▶ **Supplied entries**
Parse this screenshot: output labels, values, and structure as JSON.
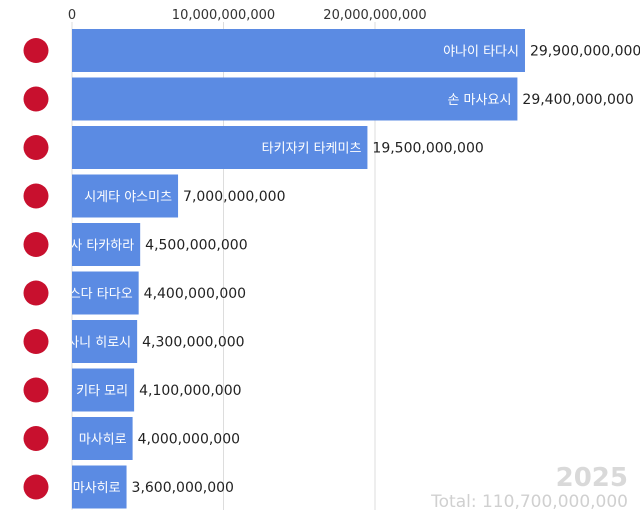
{
  "chart_data": {
    "type": "bar",
    "orientation": "horizontal",
    "title": "",
    "xlabel": "",
    "ylabel": "",
    "xlim": [
      0,
      29900000000
    ],
    "x_ticks": [
      0,
      10000000000,
      20000000000
    ],
    "x_tick_labels": [
      "0",
      "10,000,000,000",
      "20,000,000,000"
    ],
    "grid": true,
    "categories": [
      "야나이 타다시",
      "손 마사요시",
      "타키자키 타케미츠",
      "시게타 야스미츠",
      "사 타카하라",
      "스다 타다오",
      "사니 히로시",
      "키타 모리",
      "마사히로",
      "마사히로"
    ],
    "values": [
      29900000000,
      29400000000,
      19500000000,
      7000000000,
      4500000000,
      4400000000,
      4300000000,
      4100000000,
      4000000000,
      3600000000
    ],
    "value_labels": [
      "29,900,000,000",
      "29,400,000,000",
      "19,500,000,000",
      "7,000,000,000",
      "4,500,000,000",
      "4,400,000,000",
      "4,300,000,000",
      "4,100,000,000",
      "4,000,000,000",
      "3,600,000,000"
    ],
    "bar_color": "#5b8be3",
    "flag": "japan-flag-icon",
    "flag_color": "#c8102e",
    "year": "2025",
    "total": "Total: 110,700,000,000"
  }
}
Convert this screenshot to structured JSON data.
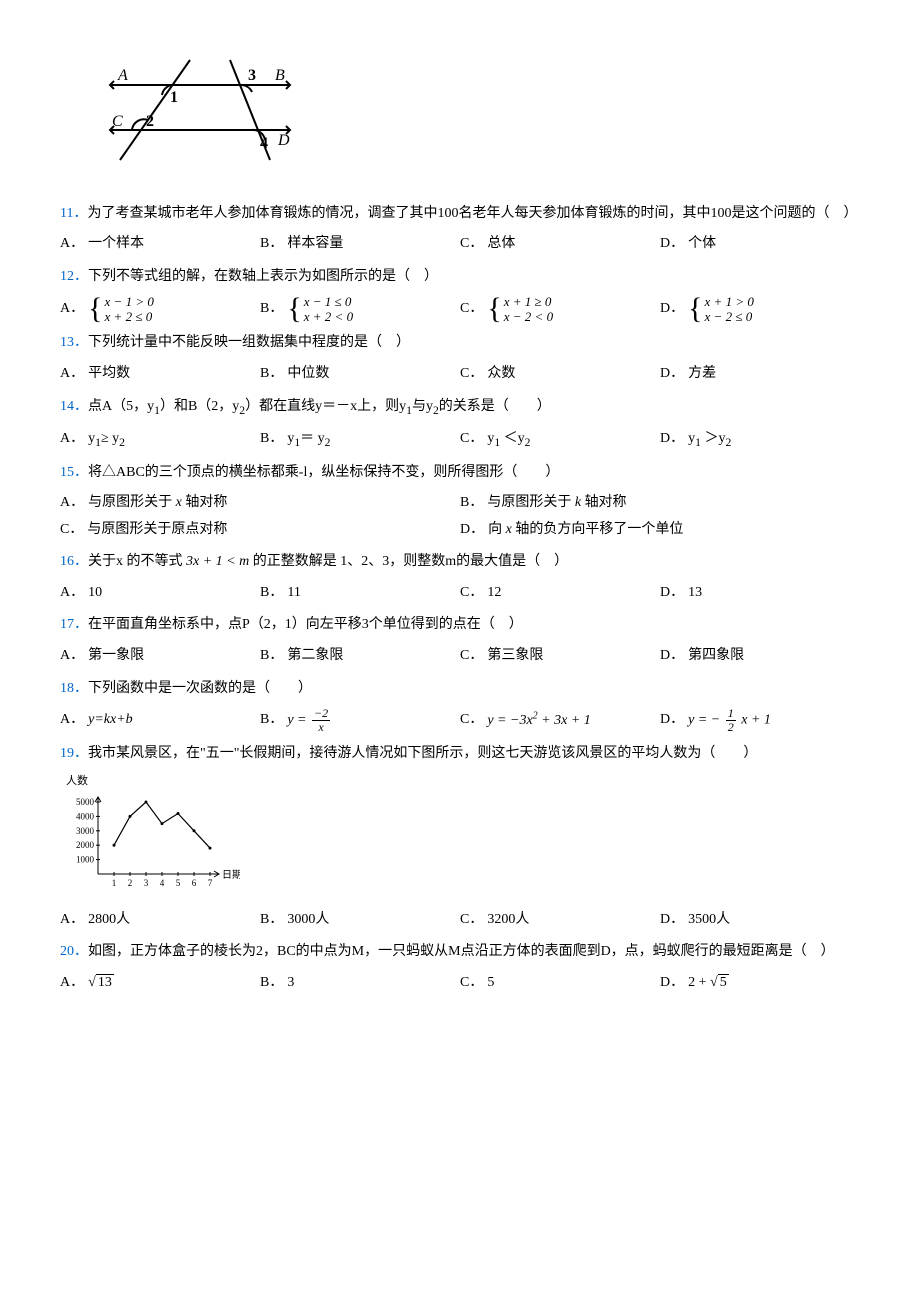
{
  "colors": {
    "link": "#0066cc",
    "text": "#000000",
    "background": "#ffffff"
  },
  "figure_top": {
    "labels": [
      "A",
      "B",
      "C",
      "D",
      "1",
      "2",
      "3",
      "4"
    ],
    "line_color": "#000000",
    "line_width": 2
  },
  "questions": [
    {
      "num": "11．",
      "text": "为了考查某城市老年人参加体育锻炼的情况，调查了其中100名老年人每天参加体育锻炼的时间，其中100是这个问题的（　）",
      "layout": "opt4",
      "opts": [
        {
          "label": "A．",
          "text": "一个样本"
        },
        {
          "label": "B．",
          "text": "样本容量"
        },
        {
          "label": "C．",
          "text": "总体"
        },
        {
          "label": "D．",
          "text": "个体"
        }
      ]
    },
    {
      "num": "12．",
      "text": "下列不等式组的解，在数轴上表示为如图所示的是（　）",
      "layout": "opt4",
      "opts_type": "system",
      "opts": [
        {
          "label": "A．",
          "line1": "x − 1 > 0",
          "line2": "x + 2 ≤ 0"
        },
        {
          "label": "B．",
          "line1": "x − 1 ≤ 0",
          "line2": "x + 2 < 0"
        },
        {
          "label": "C．",
          "line1": "x + 1 ≥ 0",
          "line2": "x − 2 < 0"
        },
        {
          "label": "D．",
          "line1": "x + 1 > 0",
          "line2": "x − 2 ≤ 0"
        }
      ]
    },
    {
      "num": "13．",
      "text": "下列统计量中不能反映一组数据集中程度的是（　）",
      "layout": "opt4",
      "opts": [
        {
          "label": "A．",
          "text": "平均数"
        },
        {
          "label": "B．",
          "text": "中位数"
        },
        {
          "label": "C．",
          "text": "众数"
        },
        {
          "label": "D．",
          "text": "方差"
        }
      ]
    },
    {
      "num": "14．",
      "text_html": "点A（5，y<sub>1</sub>）和B（2，y<sub>2</sub>）都在直线y＝－x上，则y<sub>1</sub>与y<sub>2</sub>的关系是（　　）",
      "layout": "opt4",
      "opts_type": "html",
      "opts": [
        {
          "label": "A．",
          "html": "y<sub>1</sub>≥ y<sub>2</sub>"
        },
        {
          "label": "B．",
          "html": "y<sub>1</sub>＝ y<sub>2</sub>"
        },
        {
          "label": "C．",
          "html": "y<sub>1</sub> ＜y<sub>2</sub>"
        },
        {
          "label": "D．",
          "html": "y<sub>1</sub> ＞y<sub>2</sub>"
        }
      ]
    },
    {
      "num": "15．",
      "text": "将△ABC的三个顶点的横坐标都乘-l，纵坐标保持不变，则所得图形（　　）",
      "layout": "opt2",
      "opts_type": "html",
      "opts": [
        {
          "label": "A．",
          "html": "与原图形关于 <span class='math'>x</span> 轴对称"
        },
        {
          "label": "B．",
          "html": "与原图形关于 <span class='math'>k</span> 轴对称"
        },
        {
          "label": "C．",
          "html": "与原图形关于原点对称"
        },
        {
          "label": "D．",
          "html": "向 <span class='math'>x</span> 轴的负方向平移了一个单位"
        }
      ]
    },
    {
      "num": "16．",
      "text_html": "关于x 的不等式 <span class='math'>3x + 1 &lt; m</span> 的正整数解是 1、2、3，则整数m的最大值是（　）",
      "layout": "opt4",
      "opts": [
        {
          "label": "A．",
          "text": "10"
        },
        {
          "label": "B．",
          "text": "11"
        },
        {
          "label": "C．",
          "text": "12"
        },
        {
          "label": "D．",
          "text": "13"
        }
      ]
    },
    {
      "num": "17．",
      "text": "在平面直角坐标系中，点P（2，1）向左平移3个单位得到的点在（　）",
      "layout": "opt4",
      "opts": [
        {
          "label": "A．",
          "text": "第一象限"
        },
        {
          "label": "B．",
          "text": "第二象限"
        },
        {
          "label": "C．",
          "text": "第三象限"
        },
        {
          "label": "D．",
          "text": "第四象限"
        }
      ]
    },
    {
      "num": "18．",
      "text": "下列函数中是一次函数的是（　　）",
      "layout": "opt4",
      "opts_type": "func",
      "opts": [
        {
          "label": "A．",
          "func": "y=kx+b"
        },
        {
          "label": "B．",
          "func_frac": {
            "lhs": "y =",
            "num": "−2",
            "den": "x"
          }
        },
        {
          "label": "C．",
          "func_html": "<span class='math'>y = −3x<span class='sup'>2</span> + 3x + 1</span>"
        },
        {
          "label": "D．",
          "func_frac": {
            "lhs": "y = −",
            "num": "1",
            "den": "2",
            "tail": "x + 1"
          }
        }
      ]
    },
    {
      "num": "19．",
      "text": "我市某风景区，在\"五一\"长假期间，接待游人情况如下图所示，则这七天游览该风景区的平均人数为（　　）",
      "has_chart": true,
      "chart": {
        "type": "line",
        "y_label": "人数",
        "x_label": "日期",
        "x_ticks": [
          1,
          2,
          3,
          4,
          5,
          6,
          7
        ],
        "y_ticks": [
          1000,
          2000,
          3000,
          4000,
          5000
        ],
        "values": [
          2000,
          4000,
          5000,
          3500,
          4200,
          3000,
          1800
        ],
        "line_color": "#000000",
        "axis_color": "#000000",
        "background_color": "#ffffff",
        "label_fontsize": 10,
        "width": 180,
        "height": 100
      },
      "layout": "opt4",
      "opts": [
        {
          "label": "A．",
          "text": "2800人"
        },
        {
          "label": "B．",
          "text": "3000人"
        },
        {
          "label": "C．",
          "text": "3200人"
        },
        {
          "label": "D．",
          "text": "3500人"
        }
      ]
    },
    {
      "num": "20．",
      "text": "如图，正方体盒子的棱长为2，BC的中点为M，一只蚂蚁从M点沿正方体的表面爬到D，点，蚂蚁爬行的最短距离是（　）",
      "layout": "opt4",
      "opts_type": "sqrt",
      "opts": [
        {
          "label": "A．",
          "sqrt": "13"
        },
        {
          "label": "B．",
          "text": "3"
        },
        {
          "label": "C．",
          "text": "5"
        },
        {
          "label": "D．",
          "sqrt_pre": "2 + ",
          "sqrt": "5"
        }
      ]
    }
  ]
}
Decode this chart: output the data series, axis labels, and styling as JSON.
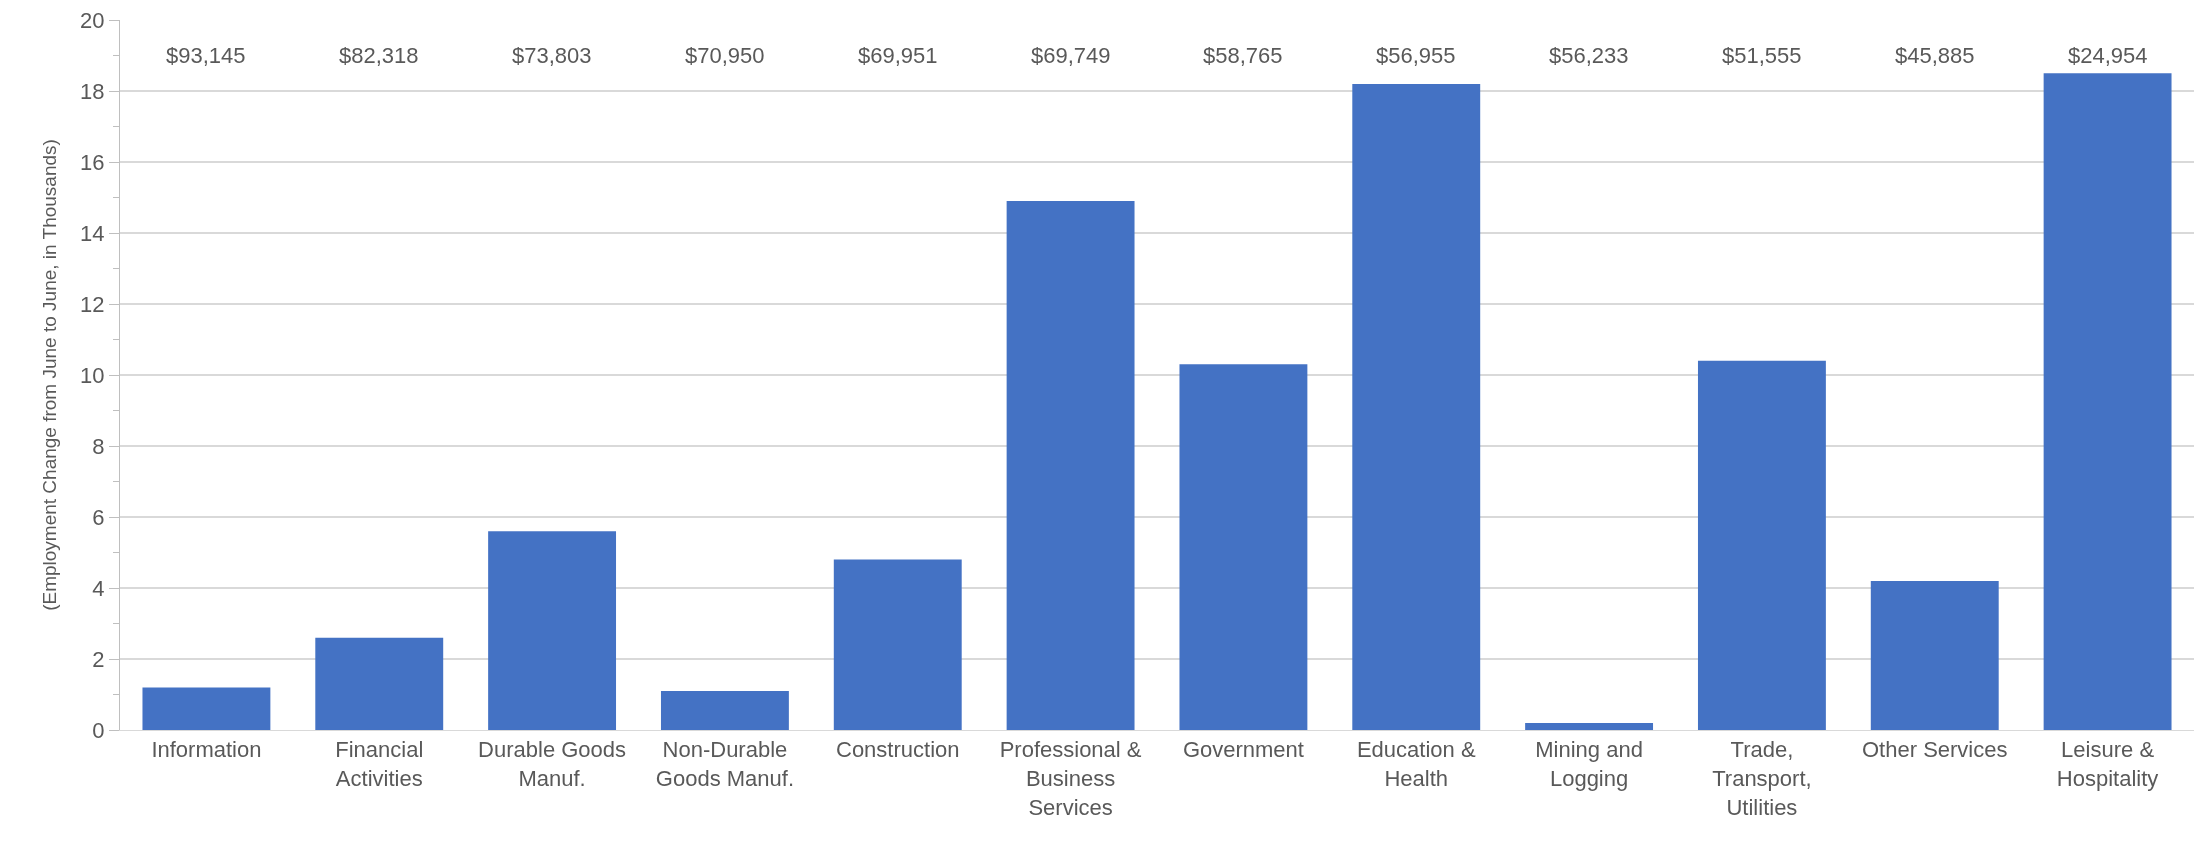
{
  "chart_data": {
    "type": "bar",
    "ylabel": "(Employment Change from June to June, in Thousands)",
    "categories": [
      "Information",
      "Financial Activities",
      "Durable Goods Manuf.",
      "Non-Durable Goods Manuf.",
      "Construction",
      "Professional & Business Services",
      "Government",
      "Education & Health",
      "Mining and Logging",
      "Trade, Transport, Utilities",
      "Other Services",
      "Leisure & Hospitality"
    ],
    "values": [
      1.2,
      2.6,
      5.6,
      1.1,
      4.8,
      14.9,
      10.3,
      18.2,
      0.2,
      10.4,
      4.2,
      18.5
    ],
    "color": "#4472c4",
    "ylim": [
      0,
      20
    ],
    "yticks": [
      0,
      {
        "value": 1,
        "label": null
      },
      2,
      {
        "value": 3,
        "label": null
      },
      4,
      {
        "value": 5,
        "label": null
      },
      6,
      {
        "value": 7,
        "label": null
      },
      8,
      {
        "value": 9,
        "label": null
      },
      10,
      {
        "value": 11,
        "label": null
      },
      12,
      {
        "value": 13,
        "label": null
      },
      14,
      {
        "value": 15,
        "label": null
      },
      16,
      {
        "value": 17,
        "label": null
      },
      18,
      {
        "value": 19,
        "label": null
      },
      20
    ],
    "grid": "y",
    "annotations": [
      "$93,145",
      "$82,318",
      "$73,803",
      "$70,950",
      "$69,951",
      "$69,749",
      "$58,765",
      "$56,955",
      "$56,233",
      "$51,555",
      "$45,885",
      "$24,954"
    ]
  }
}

▶ **Given task**
Which lines hold the string "span"? Copy all of them from the data above.

▶ **Solution for this exercise**
          "html": "与原图形关于 <span class='math'>x</span> 轴对称"
          "html": "与原图形关于 <span class='math'>k</span> 轴对称"
          "html": "向 <span class='math'>x</span> 轴的负方向平移了一个单位"
      "text_html": "关于x 的不等式 <span class='math'>3x + 1 &lt; m</span> 的正整数解是 1、2、3，则整数m的最大值是（　）",
          "func_html": "<span class='math'>y = −3x<span class='sup'>2</span> + 3x + 1</span>"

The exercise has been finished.